→ **TASK TO COMPLETE**: Copy each line of the data below exactly, leaving out pictures.

→ **Records contained in a dataset**:
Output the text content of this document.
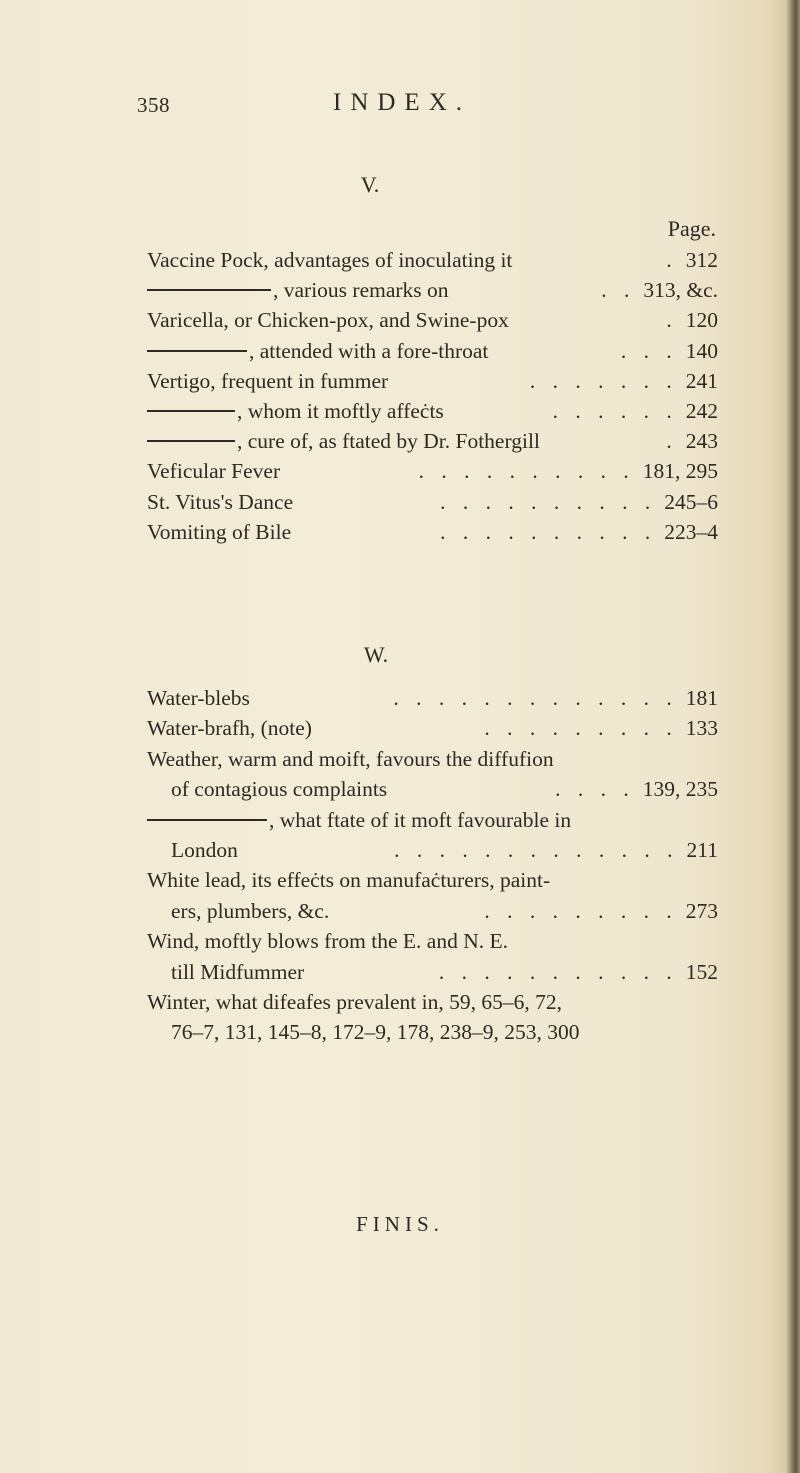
358	INDEX.
V.
Page.
Vaccine Pock, advantages of inoculating it	. 312
, various remarks on	. . 313, &c.
Varicella, or Chicken-pox, and Swine-pox	. 120
, attended with a fore-throat	. . . 140
Vertigo, frequent in fummer	. . . . . . . 241
, whom it moftly affeċts	. . . . . . 242
, cure of, as ftated by Dr. Fothergill	. 243
Veficular Fever	. . . . . . . . . . 181, 295
St. Vitus's Dance	. . . . . . . . . . 245–6
Vomiting of Bile	. . . . . . . . . . 223–4
W.
Water-blebs	. . . . . . . . . . . . . 181
Water-brafh, (note)	. . . . . . . . . 133
Weather, warm and moift, favours the diffufion
of contagious complaints	. . . . 139, 235
, what ftate of it moft favourable in
London	. . . . . . . . . . . . . 211
White lead, its effeċts on manufaċturers, paint-
ers, plumbers, &c.	. . . . . . . . . 273
Wind, moftly blows from the E. and N. E.
till Midfummer	. . . . . . . . . . . 152
Winter, what difeafes prevalent in, 59, 65–6, 72,
76–7, 131, 145–8, 172–9, 178, 238–9, 253, 300
FINIS.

→ **SOLUTION TO THE PROBLEM**:
Output the text content of this document.
358	INDEX.
V.
Page.
Vaccine Pock, advantages of inoculating it	. 312
, various remarks on	. . 313, &c.
Varicella, or Chicken-pox, and Swine-pox	. 120
, attended with a fore-throat	. . . 140
Vertigo, frequent in fummer	. . . . . . . 241
, whom it moftly affeċts	. . . . . . 242
, cure of, as ftated by Dr. Fothergill	. 243
Veficular Fever	. . . . . . . . . . 181, 295
St. Vitus's Dance	. . . . . . . . . . 245–6
Vomiting of Bile	. . . . . . . . . . 223–4
W.
Water-blebs	. . . . . . . . . . . . . 181
Water-brafh, (note)	. . . . . . . . . 133
Weather, warm and moift, favours the diffufion
of contagious complaints	. . . . 139, 235
, what ftate of it moft favourable in
London	. . . . . . . . . . . . . 211
White lead, its effeċts on manufaċturers, paint-
ers, plumbers, &c.	. . . . . . . . . 273
Wind, moftly blows from the E. and N. E.
till Midfummer	. . . . . . . . . . . 152
Winter, what difeafes prevalent in, 59, 65–6, 72,
76–7, 131, 145–8, 172–9, 178, 238–9, 253, 300
FINIS.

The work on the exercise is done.